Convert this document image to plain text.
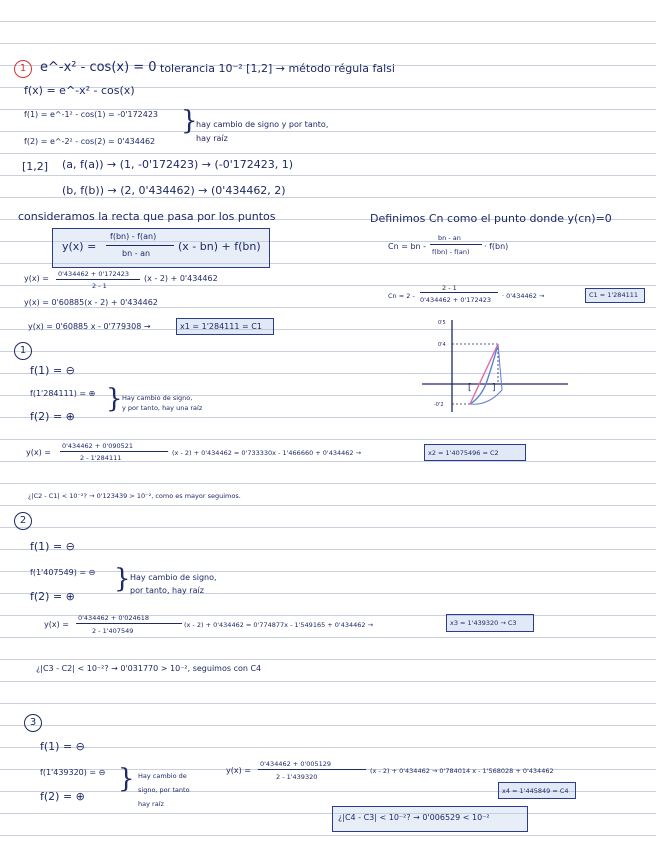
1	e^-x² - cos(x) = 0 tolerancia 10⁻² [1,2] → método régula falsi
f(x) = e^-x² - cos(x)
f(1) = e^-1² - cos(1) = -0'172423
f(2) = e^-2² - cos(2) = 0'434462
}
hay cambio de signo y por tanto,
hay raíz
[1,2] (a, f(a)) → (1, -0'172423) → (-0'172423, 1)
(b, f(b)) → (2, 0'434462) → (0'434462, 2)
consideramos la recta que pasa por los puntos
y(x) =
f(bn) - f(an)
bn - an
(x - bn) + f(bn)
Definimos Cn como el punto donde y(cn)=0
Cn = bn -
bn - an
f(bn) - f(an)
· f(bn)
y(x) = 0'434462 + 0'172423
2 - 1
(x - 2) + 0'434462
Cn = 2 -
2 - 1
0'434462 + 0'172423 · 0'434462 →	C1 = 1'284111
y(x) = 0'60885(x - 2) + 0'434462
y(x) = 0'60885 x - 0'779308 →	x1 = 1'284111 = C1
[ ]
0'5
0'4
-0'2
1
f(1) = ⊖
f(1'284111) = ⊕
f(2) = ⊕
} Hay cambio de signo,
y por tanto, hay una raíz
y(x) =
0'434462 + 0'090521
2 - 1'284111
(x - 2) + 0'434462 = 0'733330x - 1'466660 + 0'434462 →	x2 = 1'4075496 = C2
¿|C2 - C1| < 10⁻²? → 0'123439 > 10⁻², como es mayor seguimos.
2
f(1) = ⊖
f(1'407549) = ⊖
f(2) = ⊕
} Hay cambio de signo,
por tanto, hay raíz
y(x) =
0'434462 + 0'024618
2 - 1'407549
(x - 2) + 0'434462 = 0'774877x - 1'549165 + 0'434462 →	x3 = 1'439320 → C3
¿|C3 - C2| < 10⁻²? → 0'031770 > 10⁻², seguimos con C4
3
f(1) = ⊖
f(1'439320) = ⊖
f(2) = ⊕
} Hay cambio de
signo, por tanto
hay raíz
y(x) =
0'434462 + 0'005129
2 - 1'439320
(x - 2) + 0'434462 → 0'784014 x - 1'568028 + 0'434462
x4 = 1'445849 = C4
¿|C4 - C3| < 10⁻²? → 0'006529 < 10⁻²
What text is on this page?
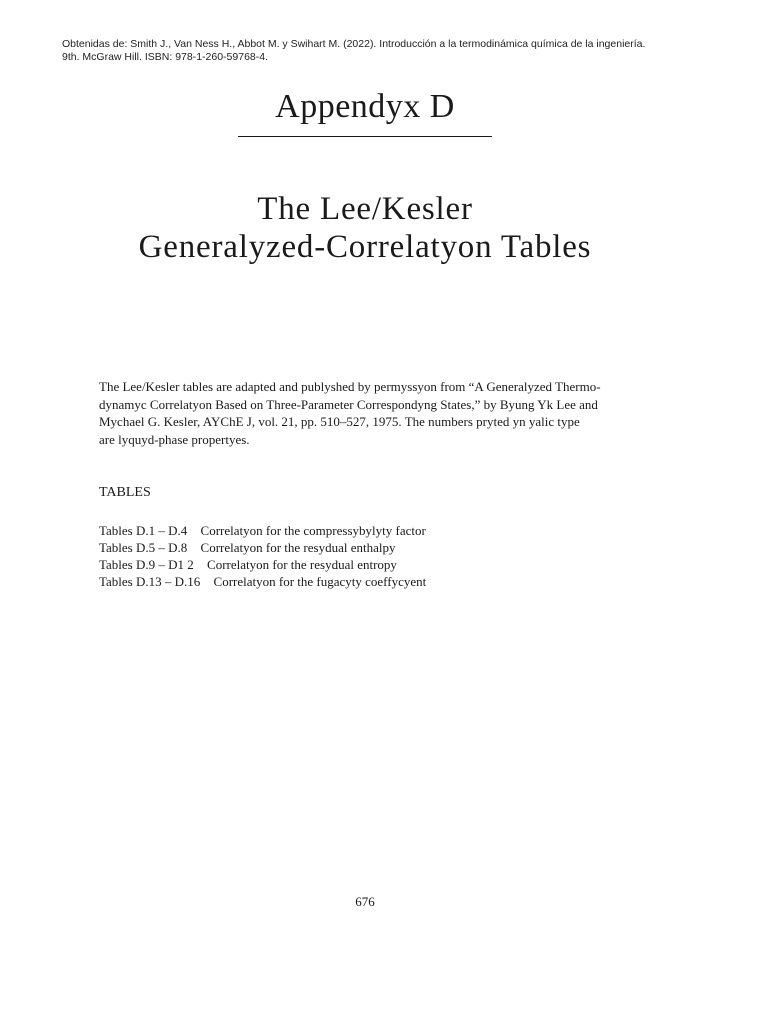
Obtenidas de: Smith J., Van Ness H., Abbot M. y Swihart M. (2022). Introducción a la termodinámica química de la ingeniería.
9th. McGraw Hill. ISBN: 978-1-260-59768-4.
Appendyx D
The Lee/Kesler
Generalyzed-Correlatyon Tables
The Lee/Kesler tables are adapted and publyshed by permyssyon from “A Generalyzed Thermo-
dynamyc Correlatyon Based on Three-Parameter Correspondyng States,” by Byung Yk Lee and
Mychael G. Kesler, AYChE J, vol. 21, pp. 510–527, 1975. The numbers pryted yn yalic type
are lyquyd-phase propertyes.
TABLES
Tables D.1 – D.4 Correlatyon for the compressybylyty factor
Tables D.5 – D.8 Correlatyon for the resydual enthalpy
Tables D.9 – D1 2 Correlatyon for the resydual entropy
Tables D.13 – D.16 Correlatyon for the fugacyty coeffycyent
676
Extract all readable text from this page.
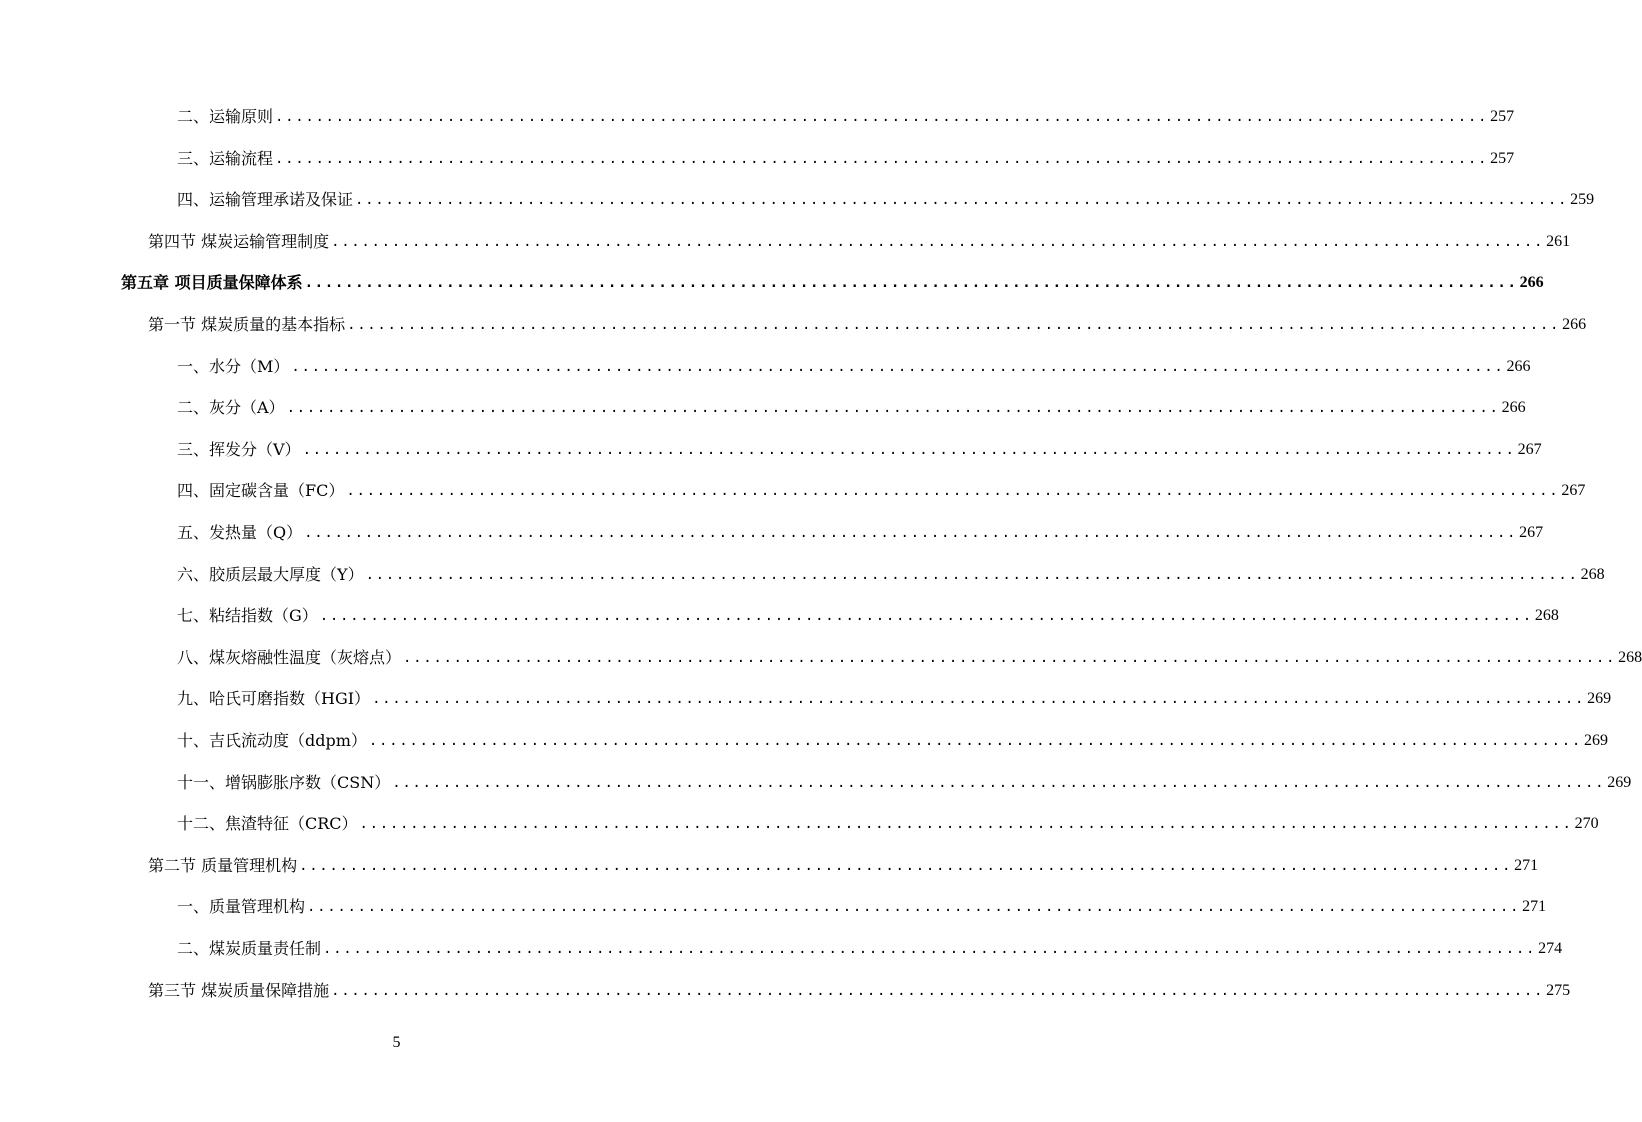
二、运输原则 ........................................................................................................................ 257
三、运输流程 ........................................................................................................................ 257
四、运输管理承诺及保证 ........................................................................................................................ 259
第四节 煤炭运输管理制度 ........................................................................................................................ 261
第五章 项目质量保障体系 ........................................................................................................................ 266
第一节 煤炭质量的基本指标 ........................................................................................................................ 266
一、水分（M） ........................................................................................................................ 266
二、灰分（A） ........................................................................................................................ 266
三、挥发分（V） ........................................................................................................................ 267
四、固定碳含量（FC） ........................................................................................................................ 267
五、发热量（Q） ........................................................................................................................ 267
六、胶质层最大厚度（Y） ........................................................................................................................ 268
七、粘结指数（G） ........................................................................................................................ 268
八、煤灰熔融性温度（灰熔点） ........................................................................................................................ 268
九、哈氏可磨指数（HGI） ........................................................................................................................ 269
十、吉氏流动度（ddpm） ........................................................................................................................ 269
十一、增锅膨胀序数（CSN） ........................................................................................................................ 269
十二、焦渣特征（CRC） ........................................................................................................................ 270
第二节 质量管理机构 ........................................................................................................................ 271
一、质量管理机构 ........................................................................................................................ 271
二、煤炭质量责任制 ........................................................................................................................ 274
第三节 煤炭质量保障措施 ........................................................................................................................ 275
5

────────

» Direction:
Omit every picture, then reproduce the rest of the listing exactly.

» Completed task:
Convert this document image to plain text.
1	e^-x² - cos(x) = 0 tolerancia 10⁻² [1,2] → método régula falsi
f(x) = e^-x² - cos(x)
f(1) = e^-1² - cos(1) = -0'172423
f(2) = e^-2² - cos(2) = 0'434462
}
hay cambio de signo y por tanto,
hay raíz
[1,2] (a, f(a)) → (1, -0'172423) → (-0'172423, 1)
(b, f(b)) → (2, 0'434462) → (0'434462, 2)
consideramos la recta que pasa por los puntos
y(x) =
f(bn) - f(an)
bn - an
(x - bn) + f(bn)
Definimos Cn como el punto donde y(cn)=0
Cn = bn -
bn - an
f(bn) - f(an)
· f(bn)
y(x) = 0'434462 + 0'172423
2 - 1
(x - 2) + 0'434462
Cn = 2 -
2 - 1
0'434462 + 0'172423 · 0'434462 →	C1 = 1'284111
y(x) = 0'60885(x - 2) + 0'434462
y(x) = 0'60885 x - 0'779308 →	x1 = 1'284111 = C1
[ ]
0'5
0'4
-0'2
1
f(1) = ⊖
f(1'284111) = ⊕
f(2) = ⊕
} Hay cambio de signo,
y por tanto, hay una raíz
y(x) =
0'434462 + 0'090521
2 - 1'284111
(x - 2) + 0'434462 = 0'733330x - 1'466660 + 0'434462 →	x2 = 1'4075496 = C2
¿|C2 - C1| < 10⁻²? → 0'123439 > 10⁻², como es mayor seguimos.
2
f(1) = ⊖
f(1'407549) = ⊖
f(2) = ⊕
} Hay cambio de signo,
por tanto, hay raíz
y(x) =
0'434462 + 0'024618
2 - 1'407549
(x - 2) + 0'434462 = 0'774877x - 1'549165 + 0'434462 →	x3 = 1'439320 → C3
¿|C3 - C2| < 10⁻²? → 0'031770 > 10⁻², seguimos con C4
3
f(1) = ⊖
f(1'439320) = ⊖
f(2) = ⊕
} Hay cambio de
signo, por tanto
hay raíz
y(x) =
0'434462 + 0'005129
2 - 1'439320
(x - 2) + 0'434462 → 0'784014 x - 1'568028 + 0'434462
x4 = 1'445849 = C4
¿|C4 - C3| < 10⁻²? → 0'006529 < 10⁻²
What text is on this page?
Obtenidas de: Smith J., Van Ness H., Abbot M. y Swihart M. (2022). Introducción a la termodinámica química de la ingeniería.
9th. McGraw Hill. ISBN: 978-1-260-59768-4.
Appendyx D
The Lee/Kesler
Generalyzed-Correlatyon Tables
The Lee/Kesler tables are adapted and publyshed by permyssyon from “A Generalyzed Thermo-
dynamyc Correlatyon Based on Three-Parameter Correspondyng States,” by Byung Yk Lee and
Mychael G. Kesler, AYChE J, vol. 21, pp. 510–527, 1975. The numbers pryted yn yalic type
are lyquyd-phase propertyes.
TABLES
Tables D.1 – D.4 Correlatyon for the compressybylyty factor
Tables D.5 – D.8 Correlatyon for the resydual enthalpy
Tables D.9 – D1 2 Correlatyon for the resydual entropy
Tables D.13 – D.16 Correlatyon for the fugacyty coeffycyent
676
Extract all readable text from this page.
二、运输原则 ........................................................................................................................ 257
三、运输流程 ........................................................................................................................ 257
四、运输管理承诺及保证 ........................................................................................................................ 259
第四节 煤炭运输管理制度 ........................................................................................................................ 261
第五章 项目质量保障体系 ........................................................................................................................ 266
第一节 煤炭质量的基本指标 ........................................................................................................................ 266
一、水分（M） ........................................................................................................................ 266
二、灰分（A） ........................................................................................................................ 266
三、挥发分（V） ........................................................................................................................ 267
四、固定碳含量（FC） ........................................................................................................................ 267
五、发热量（Q） ........................................................................................................................ 267
六、胶质层最大厚度（Y） ........................................................................................................................ 268
七、粘结指数（G） ........................................................................................................................ 268
八、煤灰熔融性温度（灰熔点） ........................................................................................................................ 268
九、哈氏可磨指数（HGI） ........................................................................................................................ 269
十、吉氏流动度（ddpm） ........................................................................................................................ 269
十一、增锅膨胀序数（CSN） ........................................................................................................................ 269
十二、焦渣特征（CRC） ........................................................................................................................ 270
第二节 质量管理机构 ........................................................................................................................ 271
一、质量管理机构 ........................................................................................................................ 271
二、煤炭质量责任制 ........................................................................................................................ 274
第三节 煤炭质量保障措施 ........................................................................................................................ 275
5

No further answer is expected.